Exercise input
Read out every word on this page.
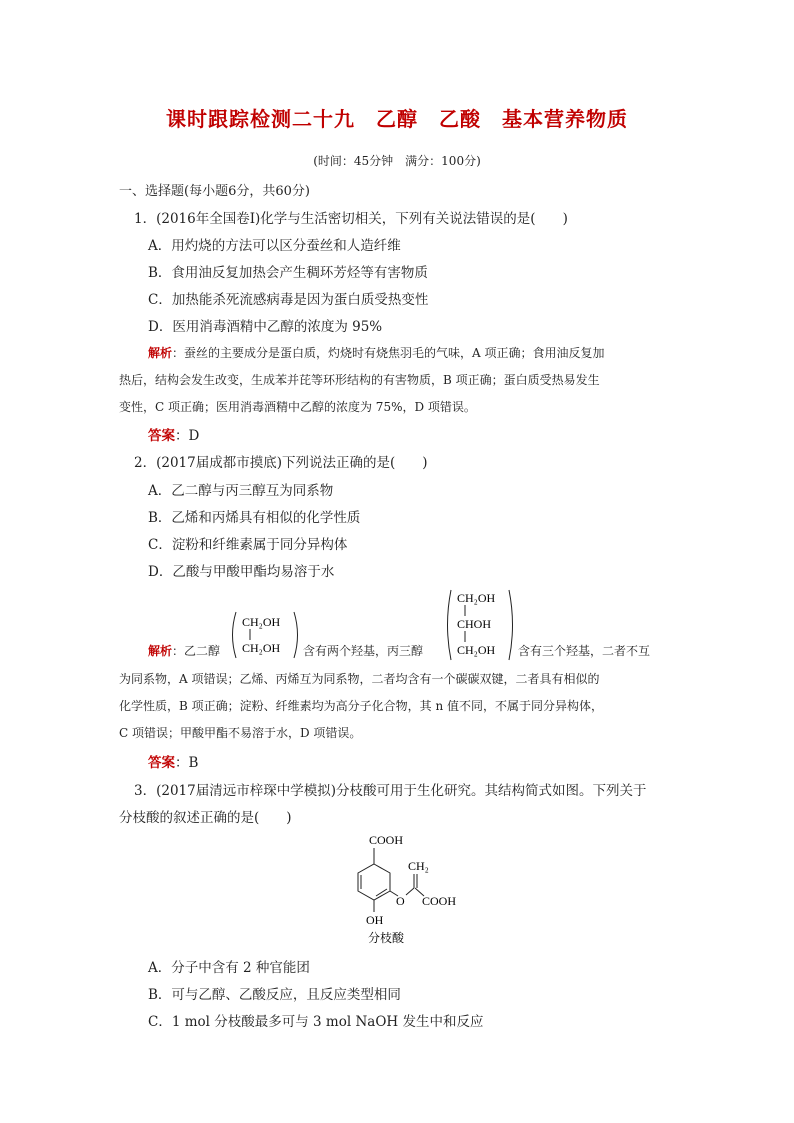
课时跟踪检测二十九　乙醇　乙酸　基本营养物质
(时间：45分钟　满分：100分)
一、选择题(每小题6分，共60分)
1．(2016年全国卷Ⅰ)化学与生活密切相关，下列有关说法错误的是(　　)
A．用灼烧的方法可以区分蚕丝和人造纤维
B．食用油反复加热会产生稠环芳烃等有害物质
C．加热能杀死流感病毒是因为蛋白质受热变性
D．医用消毒酒精中乙醇的浓度为 95%
解析：蚕丝的主要成分是蛋白质，灼烧时有烧焦羽毛的气味，A 项正确；食用油反复加
热后，结构会发生改变，生成苯并芘等环形结构的有害物质，B 项正确；蛋白质受热易发生
变性，C 项正确；医用消毒酒精中乙醇的浓度为 75%，D 项错误。
答案：D
2．(2017届成都市摸底)下列说法正确的是(　　)
A．乙二醇与丙三醇互为同系物
B．乙烯和丙烯具有相似的化学性质
C．淀粉和纤维素属于同分异构体
D．乙酸与甲酸甲酯均易溶于水
解析：乙二醇
CH₂OH
CH₂OH 含有两个羟基，丙三醇
CH₂OH
CHOH
CH₂OH 含有三个羟基，二者不互
为同系物，A 项错误；乙烯、丙烯互为同系物，二者均含有一个碳碳双键，二者具有相似的
化学性质，B 项正确；淀粉、纤维素均为高分子化合物，其 n 值不同，不属于同分异构体，
C 项错误；甲酸甲酯不易溶于水，D 项错误。
答案：B
3．(2017届清远市梓琛中学模拟)分枝酸可用于生化研究。其结构简式如图。下列关于
分枝酸的叙述正确的是(　　)
COOH
OH
O
CH₂
COOH
分枝酸
A．分子中含有 2 种官能团
B．可与乙醇、乙酸反应，且反应类型相同
C．1 mol 分枝酸最多可与 3 mol NaOH 发生中和反应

Short exercise
Set down the records in full and exactly. Do not carry over any image.

Written reply
Read out every word on this page.
课时跟踪检测二十九　乙醇　乙酸　基本营养物质
(时间：45分钟　满分：100分)
一、选择题(每小题6分，共60分)
1．(2016年全国卷Ⅰ)化学与生活密切相关，下列有关说法错误的是(　　)
A．用灼烧的方法可以区分蚕丝和人造纤维
B．食用油反复加热会产生稠环芳烃等有害物质
C．加热能杀死流感病毒是因为蛋白质受热变性
D．医用消毒酒精中乙醇的浓度为 95%
解析：蚕丝的主要成分是蛋白质，灼烧时有烧焦羽毛的气味，A 项正确；食用油反复加
热后，结构会发生改变，生成苯并芘等环形结构的有害物质，B 项正确；蛋白质受热易发生
变性，C 项正确；医用消毒酒精中乙醇的浓度为 75%，D 项错误。
答案：D
2．(2017届成都市摸底)下列说法正确的是(　　)
A．乙二醇与丙三醇互为同系物
B．乙烯和丙烯具有相似的化学性质
C．淀粉和纤维素属于同分异构体
D．乙酸与甲酸甲酯均易溶于水
解析：乙二醇
CH₂OH
CH₂OH 含有两个羟基，丙三醇
CH₂OH
CHOH
CH₂OH 含有三个羟基，二者不互
为同系物，A 项错误；乙烯、丙烯互为同系物，二者均含有一个碳碳双键，二者具有相似的
化学性质，B 项正确；淀粉、纤维素均为高分子化合物，其 n 值不同，不属于同分异构体，
C 项错误；甲酸甲酯不易溶于水，D 项错误。
答案：B
3．(2017届清远市梓琛中学模拟)分枝酸可用于生化研究。其结构简式如图。下列关于
分枝酸的叙述正确的是(　　)
COOH
OH
O
CH₂
COOH
分枝酸
A．分子中含有 2 种官能团
B．可与乙醇、乙酸反应，且反应类型相同
C．1 mol 分枝酸最多可与 3 mol NaOH 发生中和反应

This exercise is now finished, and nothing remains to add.